_Written request_.
The records below must be written out exactly, with every picture left behind.

_Record excerpts_.
* * * *
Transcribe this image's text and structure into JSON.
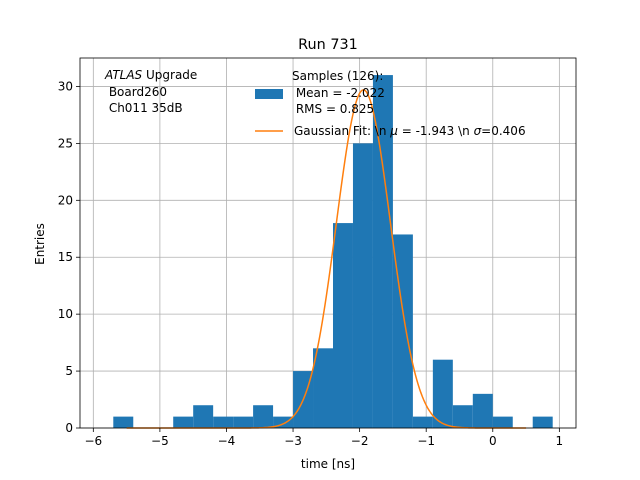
{
  "chart_data": {
    "type": "bar",
    "title": "Run 731",
    "xlabel": "time [ns]",
    "ylabel": "Entries",
    "xlim": [
      -6.2,
      1.25
    ],
    "ylim": [
      0,
      32.5
    ],
    "grid": true,
    "xticks": [
      -6,
      -5,
      -4,
      -3,
      -2,
      -1,
      0,
      1
    ],
    "yticks": [
      0,
      5,
      10,
      15,
      20,
      25,
      30
    ],
    "annotation": {
      "atlas": "ATLAS",
      "atlas_suffix": " Upgrade",
      "line2": " Board260",
      "line3": " Ch011 35dB"
    },
    "legend": {
      "position": "top-right",
      "hist_line1": "Samples (126):",
      "hist_line2": " Mean = -2.022",
      "hist_line3": " RMS = 0.825",
      "fit_prefix": "Gaussian Fit: \\n ",
      "fit_mu_symbol": "μ",
      "fit_mid": " = -1.943 \\n ",
      "fit_sigma_symbol": "σ",
      "fit_suffix": "=0.406"
    },
    "histogram": {
      "name": "Samples (126)",
      "color": "#1f77b4",
      "bin_edges": [
        -6.0,
        -5.7,
        -5.4,
        -5.1,
        -4.8,
        -4.5,
        -4.2,
        -3.9,
        -3.6,
        -3.3,
        -3.0,
        -2.7,
        -2.4,
        -2.1,
        -1.8,
        -1.5,
        -1.2,
        -0.9,
        -0.6,
        -0.3,
        0.0,
        0.3,
        0.6,
        0.9
      ],
      "counts": [
        0,
        1,
        0,
        0,
        1,
        2,
        1,
        1,
        2,
        1,
        5,
        7,
        18,
        25,
        31,
        17,
        1,
        6,
        2,
        3,
        1,
        0,
        1
      ]
    },
    "fit": {
      "name": "Gaussian Fit",
      "color": "#ff7f0e",
      "mu": -1.943,
      "sigma": 0.406,
      "amplitude": 29.7,
      "x_range": [
        -5.5,
        0.5
      ]
    }
  }
}
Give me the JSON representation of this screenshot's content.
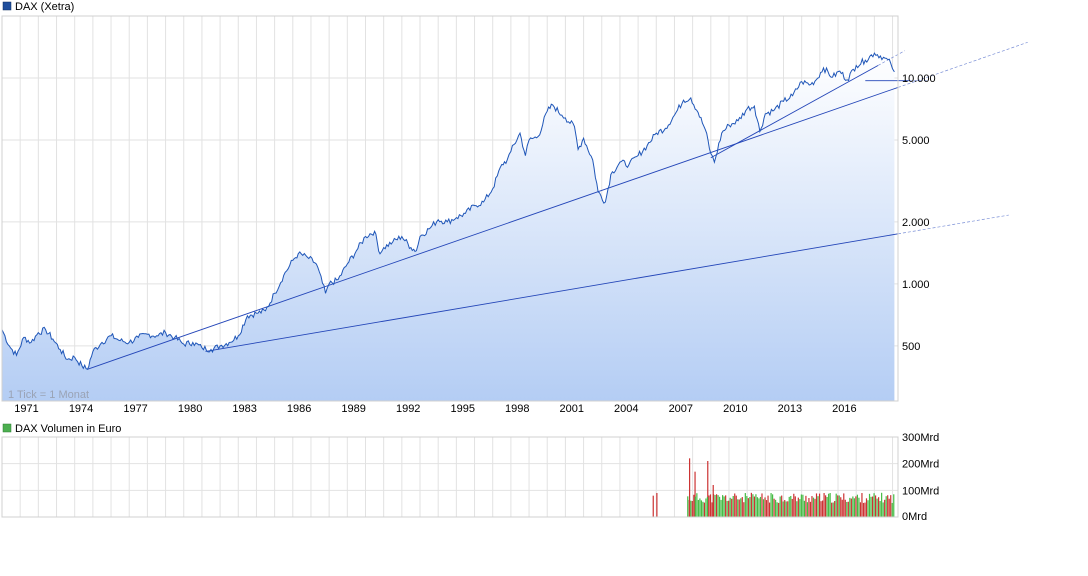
* * * *
_Task output_.
Transcribe this image's text and structure into JSON.
{
  "chart_data": {
    "type": "bar",
    "title": "Run 731",
    "xlabel": "time [ns]",
    "ylabel": "Entries",
    "xlim": [
      -6.2,
      1.25
    ],
    "ylim": [
      0,
      32.5
    ],
    "grid": true,
    "xticks": [
      -6,
      -5,
      -4,
      -3,
      -2,
      -1,
      0,
      1
    ],
    "yticks": [
      0,
      5,
      10,
      15,
      20,
      25,
      30
    ],
    "annotation": {
      "atlas": "ATLAS",
      "atlas_suffix": " Upgrade",
      "line2": " Board260",
      "line3": " Ch011 35dB"
    },
    "legend": {
      "position": "top-right",
      "hist_line1": "Samples (126):",
      "hist_line2": " Mean = -2.022",
      "hist_line3": " RMS = 0.825",
      "fit_prefix": "Gaussian Fit: \\n ",
      "fit_mu_symbol": "μ",
      "fit_mid": " = -1.943 \\n ",
      "fit_sigma_symbol": "σ",
      "fit_suffix": "=0.406"
    },
    "histogram": {
      "name": "Samples (126)",
      "color": "#1f77b4",
      "bin_edges": [
        -6.0,
        -5.7,
        -5.4,
        -5.1,
        -4.8,
        -4.5,
        -4.2,
        -3.9,
        -3.6,
        -3.3,
        -3.0,
        -2.7,
        -2.4,
        -2.1,
        -1.8,
        -1.5,
        -1.2,
        -0.9,
        -0.6,
        -0.3,
        0.0,
        0.3,
        0.6,
        0.9
      ],
      "counts": [
        0,
        1,
        0,
        0,
        1,
        2,
        1,
        1,
        2,
        1,
        5,
        7,
        18,
        25,
        31,
        17,
        1,
        6,
        2,
        3,
        1,
        0,
        1
      ]
    },
    "fit": {
      "name": "Gaussian Fit",
      "color": "#ff7f0e",
      "mu": -1.943,
      "sigma": 0.406,
      "amplitude": 29.7,
      "x_range": [
        -5.5,
        0.5
      ]
    }
  }
}
Give me the JSON representation of this screenshot's content.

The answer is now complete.